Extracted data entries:
......
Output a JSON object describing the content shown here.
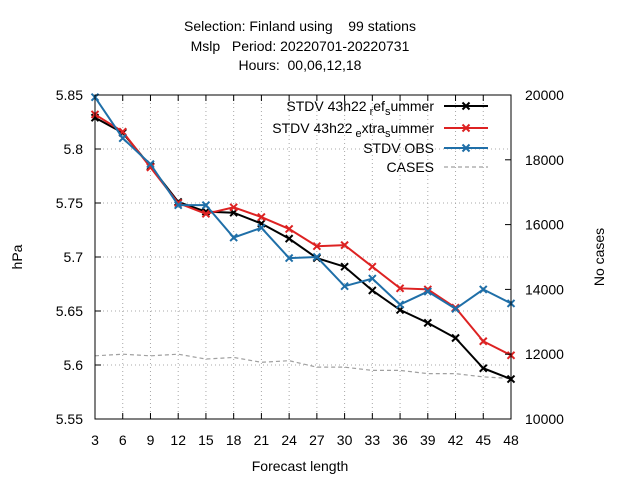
{
  "chart_data": {
    "type": "line",
    "title_lines": [
      "Selection: Finland using    99 stations",
      "Mslp   Period: 20220701-20220731",
      "Hours:  00,06,12,18"
    ],
    "xlabel": "Forecast length",
    "ylabel": "hPa",
    "y2label": "No cases",
    "x": [
      3,
      6,
      9,
      12,
      15,
      18,
      21,
      24,
      27,
      30,
      33,
      36,
      39,
      42,
      45,
      48
    ],
    "xlim": [
      3,
      48
    ],
    "ylim": [
      5.55,
      5.85
    ],
    "y2lim": [
      10000,
      20000
    ],
    "y_ticks": [
      "5.55",
      "5.6",
      "5.65",
      "5.7",
      "5.75",
      "5.8",
      "5.85"
    ],
    "y2_ticks": [
      "10000",
      "12000",
      "14000",
      "16000",
      "18000",
      "20000"
    ],
    "x_ticks": [
      "3",
      "6",
      "9",
      "12",
      "15",
      "18",
      "21",
      "24",
      "27",
      "30",
      "33",
      "36",
      "39",
      "42",
      "45",
      "48"
    ],
    "grid": true,
    "legend_position": "top-right",
    "series": [
      {
        "name": "STDV 43h22_ref_summer",
        "legend_main": "STDV 43h22",
        "legend_parts": [
          {
            "text": "r",
            "shift": "sub"
          },
          {
            "text": "ef",
            "shift": "none"
          },
          {
            "text": "s",
            "shift": "sub"
          },
          {
            "text": "ummer",
            "shift": "none"
          }
        ],
        "color": "#000000",
        "axis": "y",
        "values": [
          5.829,
          5.815,
          5.784,
          5.751,
          5.742,
          5.741,
          5.731,
          5.717,
          5.699,
          5.691,
          5.669,
          5.651,
          5.639,
          5.625,
          5.597,
          5.587
        ]
      },
      {
        "name": "STDV 43h22_extra_summer",
        "legend_main": "STDV 43h22",
        "legend_parts": [
          {
            "text": "e",
            "shift": "sub"
          },
          {
            "text": "xtra",
            "shift": "none"
          },
          {
            "text": "s",
            "shift": "sub"
          },
          {
            "text": "ummer",
            "shift": "none"
          }
        ],
        "color": "#dd2222",
        "axis": "y",
        "values": [
          5.832,
          5.816,
          5.783,
          5.75,
          5.74,
          5.746,
          5.737,
          5.726,
          5.71,
          5.711,
          5.691,
          5.671,
          5.67,
          5.653,
          5.622,
          5.609
        ]
      },
      {
        "name": "STDV OBS",
        "legend_main": "STDV OBS",
        "legend_parts": [],
        "color": "#1f6fa8",
        "axis": "y",
        "values": [
          5.848,
          5.81,
          5.786,
          5.748,
          5.748,
          5.718,
          5.727,
          5.699,
          5.7,
          5.673,
          5.68,
          5.656,
          5.668,
          5.652,
          5.67,
          5.657
        ]
      },
      {
        "name": "CASES",
        "legend_main": "CASES",
        "legend_parts": [],
        "color": "#a0a0a0",
        "axis": "y2",
        "dashed": true,
        "values": [
          11950,
          12000,
          11950,
          12000,
          11850,
          11900,
          11750,
          11800,
          11600,
          11600,
          11500,
          11500,
          11400,
          11400,
          11300,
          11250
        ]
      }
    ]
  }
}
......
Task prompt: Using the listing above, show each line holding the string "color".

Result of this exercise:
        "color": "#000000",
        "color": "#dd2222",
        "color": "#1f6fa8",
        "color": "#a0a0a0",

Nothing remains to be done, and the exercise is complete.